[Short task] Transcribe the records that follow, preserving every word.

(Stored data entries)
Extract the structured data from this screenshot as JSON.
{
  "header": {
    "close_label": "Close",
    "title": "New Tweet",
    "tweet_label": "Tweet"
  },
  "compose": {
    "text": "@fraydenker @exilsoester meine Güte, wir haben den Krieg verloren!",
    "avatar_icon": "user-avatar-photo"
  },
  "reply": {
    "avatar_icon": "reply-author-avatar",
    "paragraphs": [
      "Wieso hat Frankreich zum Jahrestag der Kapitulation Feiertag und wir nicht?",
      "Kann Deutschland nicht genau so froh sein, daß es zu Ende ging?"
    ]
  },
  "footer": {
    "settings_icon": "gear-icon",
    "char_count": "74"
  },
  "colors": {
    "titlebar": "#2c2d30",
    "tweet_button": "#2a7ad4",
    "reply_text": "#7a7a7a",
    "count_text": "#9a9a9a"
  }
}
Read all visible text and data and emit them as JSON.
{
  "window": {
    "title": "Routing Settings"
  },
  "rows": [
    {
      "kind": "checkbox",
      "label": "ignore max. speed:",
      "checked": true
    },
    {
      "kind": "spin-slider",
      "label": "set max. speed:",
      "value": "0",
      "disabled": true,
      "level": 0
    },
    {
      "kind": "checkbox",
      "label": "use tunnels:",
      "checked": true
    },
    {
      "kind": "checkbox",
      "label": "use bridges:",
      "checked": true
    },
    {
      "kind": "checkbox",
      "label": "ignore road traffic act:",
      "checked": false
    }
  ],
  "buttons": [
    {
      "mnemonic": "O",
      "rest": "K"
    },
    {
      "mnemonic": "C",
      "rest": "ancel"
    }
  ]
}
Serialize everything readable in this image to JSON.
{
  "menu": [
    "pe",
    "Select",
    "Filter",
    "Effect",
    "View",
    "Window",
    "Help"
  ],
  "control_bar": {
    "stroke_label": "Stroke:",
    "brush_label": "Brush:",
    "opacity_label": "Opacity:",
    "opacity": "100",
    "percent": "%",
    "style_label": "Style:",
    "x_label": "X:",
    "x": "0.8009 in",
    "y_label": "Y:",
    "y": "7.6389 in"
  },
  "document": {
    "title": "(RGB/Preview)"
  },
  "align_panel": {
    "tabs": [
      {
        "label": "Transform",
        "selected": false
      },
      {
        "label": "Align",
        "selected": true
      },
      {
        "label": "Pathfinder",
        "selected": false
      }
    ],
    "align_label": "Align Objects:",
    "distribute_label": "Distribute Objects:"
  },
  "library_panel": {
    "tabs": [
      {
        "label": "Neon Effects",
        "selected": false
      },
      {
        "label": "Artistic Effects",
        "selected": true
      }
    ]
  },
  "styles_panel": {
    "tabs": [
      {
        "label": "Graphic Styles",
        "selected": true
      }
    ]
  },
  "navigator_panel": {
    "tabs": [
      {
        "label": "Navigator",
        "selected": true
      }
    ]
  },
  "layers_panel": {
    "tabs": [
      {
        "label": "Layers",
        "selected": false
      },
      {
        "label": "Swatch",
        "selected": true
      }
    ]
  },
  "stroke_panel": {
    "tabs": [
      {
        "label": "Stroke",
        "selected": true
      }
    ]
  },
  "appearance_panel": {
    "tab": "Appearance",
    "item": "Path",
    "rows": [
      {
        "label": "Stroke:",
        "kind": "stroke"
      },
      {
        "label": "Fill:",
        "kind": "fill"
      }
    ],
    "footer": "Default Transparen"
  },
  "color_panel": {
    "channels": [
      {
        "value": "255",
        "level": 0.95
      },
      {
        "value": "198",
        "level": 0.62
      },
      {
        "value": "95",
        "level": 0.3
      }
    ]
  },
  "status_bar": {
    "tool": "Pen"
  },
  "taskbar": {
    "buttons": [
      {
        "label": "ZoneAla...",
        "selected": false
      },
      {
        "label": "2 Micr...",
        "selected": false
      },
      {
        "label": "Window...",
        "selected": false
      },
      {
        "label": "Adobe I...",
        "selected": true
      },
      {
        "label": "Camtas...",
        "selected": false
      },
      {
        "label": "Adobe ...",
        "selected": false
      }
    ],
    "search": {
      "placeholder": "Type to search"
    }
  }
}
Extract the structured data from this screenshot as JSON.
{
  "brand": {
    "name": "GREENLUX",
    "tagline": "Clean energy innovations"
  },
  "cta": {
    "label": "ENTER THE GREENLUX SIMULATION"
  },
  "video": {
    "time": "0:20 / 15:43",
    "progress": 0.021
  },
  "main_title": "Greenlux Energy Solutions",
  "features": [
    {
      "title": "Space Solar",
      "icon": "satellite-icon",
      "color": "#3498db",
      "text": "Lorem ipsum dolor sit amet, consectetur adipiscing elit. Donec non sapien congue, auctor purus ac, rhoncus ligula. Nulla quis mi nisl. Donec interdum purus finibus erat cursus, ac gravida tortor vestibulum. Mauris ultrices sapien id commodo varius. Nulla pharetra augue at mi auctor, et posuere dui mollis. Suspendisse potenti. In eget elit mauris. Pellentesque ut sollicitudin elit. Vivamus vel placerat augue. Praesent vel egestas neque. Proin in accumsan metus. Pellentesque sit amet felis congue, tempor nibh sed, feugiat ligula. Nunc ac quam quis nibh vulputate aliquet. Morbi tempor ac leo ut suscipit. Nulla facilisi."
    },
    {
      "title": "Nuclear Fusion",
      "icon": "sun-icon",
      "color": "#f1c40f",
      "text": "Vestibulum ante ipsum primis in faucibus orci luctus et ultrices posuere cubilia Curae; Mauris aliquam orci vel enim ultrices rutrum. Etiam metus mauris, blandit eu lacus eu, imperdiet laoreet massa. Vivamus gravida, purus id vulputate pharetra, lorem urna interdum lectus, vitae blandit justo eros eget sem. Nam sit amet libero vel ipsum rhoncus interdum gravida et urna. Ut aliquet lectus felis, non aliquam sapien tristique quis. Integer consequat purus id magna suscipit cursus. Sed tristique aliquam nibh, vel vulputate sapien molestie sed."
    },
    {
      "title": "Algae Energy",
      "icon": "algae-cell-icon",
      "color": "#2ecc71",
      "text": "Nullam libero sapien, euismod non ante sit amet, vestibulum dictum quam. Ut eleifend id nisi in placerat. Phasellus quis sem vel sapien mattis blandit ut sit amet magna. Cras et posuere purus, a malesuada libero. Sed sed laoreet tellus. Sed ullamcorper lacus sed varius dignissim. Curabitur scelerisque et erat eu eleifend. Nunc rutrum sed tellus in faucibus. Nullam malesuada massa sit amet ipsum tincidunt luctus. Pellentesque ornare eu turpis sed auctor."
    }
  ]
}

[The solution]
Extract the structured data from this screenshot as JSON.
{
  "header": {
    "close_label": "Close",
    "title": "New Tweet",
    "tweet_label": "Tweet"
  },
  "compose": {
    "text": "@fraydenker @exilsoester meine Güte, wir haben den Krieg verloren!",
    "avatar_icon": "user-avatar-photo"
  },
  "reply": {
    "avatar_icon": "reply-author-avatar",
    "paragraphs": [
      "Wieso hat Frankreich zum Jahrestag der Kapitulation Feiertag und wir nicht?",
      "Kann Deutschland nicht genau so froh sein, daß es zu Ende ging?"
    ]
  },
  "footer": {
    "settings_icon": "gear-icon",
    "char_count": "74"
  },
  "colors": {
    "titlebar": "#2c2d30",
    "tweet_button": "#2a7ad4",
    "reply_text": "#7a7a7a",
    "count_text": "#9a9a9a"
  }
}
Read all visible text and data and emit them as JSON.
{
  "window": {
    "title": "Routing Settings"
  },
  "rows": [
    {
      "kind": "checkbox",
      "label": "ignore max. speed:",
      "checked": true
    },
    {
      "kind": "spin-slider",
      "label": "set max. speed:",
      "value": "0",
      "disabled": true,
      "level": 0
    },
    {
      "kind": "checkbox",
      "label": "use tunnels:",
      "checked": true
    },
    {
      "kind": "checkbox",
      "label": "use bridges:",
      "checked": true
    },
    {
      "kind": "checkbox",
      "label": "ignore road traffic act:",
      "checked": false
    }
  ],
  "buttons": [
    {
      "mnemonic": "O",
      "rest": "K"
    },
    {
      "mnemonic": "C",
      "rest": "ancel"
    }
  ]
}
Serialize everything readable in this image to JSON.
{
  "menu": [
    "pe",
    "Select",
    "Filter",
    "Effect",
    "View",
    "Window",
    "Help"
  ],
  "control_bar": {
    "stroke_label": "Stroke:",
    "brush_label": "Brush:",
    "opacity_label": "Opacity:",
    "opacity": "100",
    "percent": "%",
    "style_label": "Style:",
    "x_label": "X:",
    "x": "0.8009 in",
    "y_label": "Y:",
    "y": "7.6389 in"
  },
  "document": {
    "title": "(RGB/Preview)"
  },
  "align_panel": {
    "tabs": [
      {
        "label": "Transform",
        "selected": false
      },
      {
        "label": "Align",
        "selected": true
      },
      {
        "label": "Pathfinder",
        "selected": false
      }
    ],
    "align_label": "Align Objects:",
    "distribute_label": "Distribute Objects:"
  },
  "library_panel": {
    "tabs": [
      {
        "label": "Neon Effects",
        "selected": false
      },
      {
        "label": "Artistic Effects",
        "selected": true
      }
    ]
  },
  "styles_panel": {
    "tabs": [
      {
        "label": "Graphic Styles",
        "selected": true
      }
    ]
  },
  "navigator_panel": {
    "tabs": [
      {
        "label": "Navigator",
        "selected": true
      }
    ]
  },
  "layers_panel": {
    "tabs": [
      {
        "label": "Layers",
        "selected": false
      },
      {
        "label": "Swatch",
        "selected": true
      }
    ]
  },
  "stroke_panel": {
    "tabs": [
      {
        "label": "Stroke",
        "selected": true
      }
    ]
  },
  "appearance_panel": {
    "tab": "Appearance",
    "item": "Path",
    "rows": [
      {
        "label": "Stroke:",
        "kind": "stroke"
      },
      {
        "label": "Fill:",
        "kind": "fill"
      }
    ],
    "footer": "Default Transparen"
  },
  "color_panel": {
    "channels": [
      {
        "value": "255",
        "level": 0.95
      },
      {
        "value": "198",
        "level": 0.62
      },
      {
        "value": "95",
        "level": 0.3
      }
    ]
  },
  "status_bar": {
    "tool": "Pen"
  },
  "taskbar": {
    "buttons": [
      {
        "label": "ZoneAla...",
        "selected": false
      },
      {
        "label": "2 Micr...",
        "selected": false
      },
      {
        "label": "Window...",
        "selected": false
      },
      {
        "label": "Adobe I...",
        "selected": true
      },
      {
        "label": "Camtas...",
        "selected": false
      },
      {
        "label": "Adobe ...",
        "selected": false
      }
    ],
    "search": {
      "placeholder": "Type to search"
    }
  }
}
Extract the structured data from this screenshot as JSON.
{
  "brand": {
    "name": "GREENLUX",
    "tagline": "Clean energy innovations"
  },
  "cta": {
    "label": "ENTER THE GREENLUX SIMULATION"
  },
  "video": {
    "time": "0:20 / 15:43",
    "progress": 0.021
  },
  "main_title": "Greenlux Energy Solutions",
  "features": [
    {
      "title": "Space Solar",
      "icon": "satellite-icon",
      "color": "#3498db",
      "text": "Lorem ipsum dolor sit amet, consectetur adipiscing elit. Donec non sapien congue, auctor purus ac, rhoncus ligula. Nulla quis mi nisl. Donec interdum purus finibus erat cursus, ac gravida tortor vestibulum. Mauris ultrices sapien id commodo varius. Nulla pharetra augue at mi auctor, et posuere dui mollis. Suspendisse potenti. In eget elit mauris. Pellentesque ut sollicitudin elit. Vivamus vel placerat augue. Praesent vel egestas neque. Proin in accumsan metus. Pellentesque sit amet felis congue, tempor nibh sed, feugiat ligula. Nunc ac quam quis nibh vulputate aliquet. Morbi tempor ac leo ut suscipit. Nulla facilisi."
    },
    {
      "title": "Nuclear Fusion",
      "icon": "sun-icon",
      "color": "#f1c40f",
      "text": "Vestibulum ante ipsum primis in faucibus orci luctus et ultrices posuere cubilia Curae; Mauris aliquam orci vel enim ultrices rutrum. Etiam metus mauris, blandit eu lacus eu, imperdiet laoreet massa. Vivamus gravida, purus id vulputate pharetra, lorem urna interdum lectus, vitae blandit justo eros eget sem. Nam sit amet libero vel ipsum rhoncus interdum gravida et urna. Ut aliquet lectus felis, non aliquam sapien tristique quis. Integer consequat purus id magna suscipit cursus. Sed tristique aliquam nibh, vel vulputate sapien molestie sed."
    },
    {
      "title": "Algae Energy",
      "icon": "algae-cell-icon",
      "color": "#2ecc71",
      "text": "Nullam libero sapien, euismod non ante sit amet, vestibulum dictum quam. Ut eleifend id nisi in placerat. Phasellus quis sem vel sapien mattis blandit ut sit amet magna. Cras et posuere purus, a malesuada libero. Sed sed laoreet tellus. Sed ullamcorper lacus sed varius dignissim. Curabitur scelerisque et erat eu eleifend. Nunc rutrum sed tellus in faucibus. Nullam malesuada massa sit amet ipsum tincidunt luctus. Pellentesque ornare eu turpis sed auctor."
    }
  ]
}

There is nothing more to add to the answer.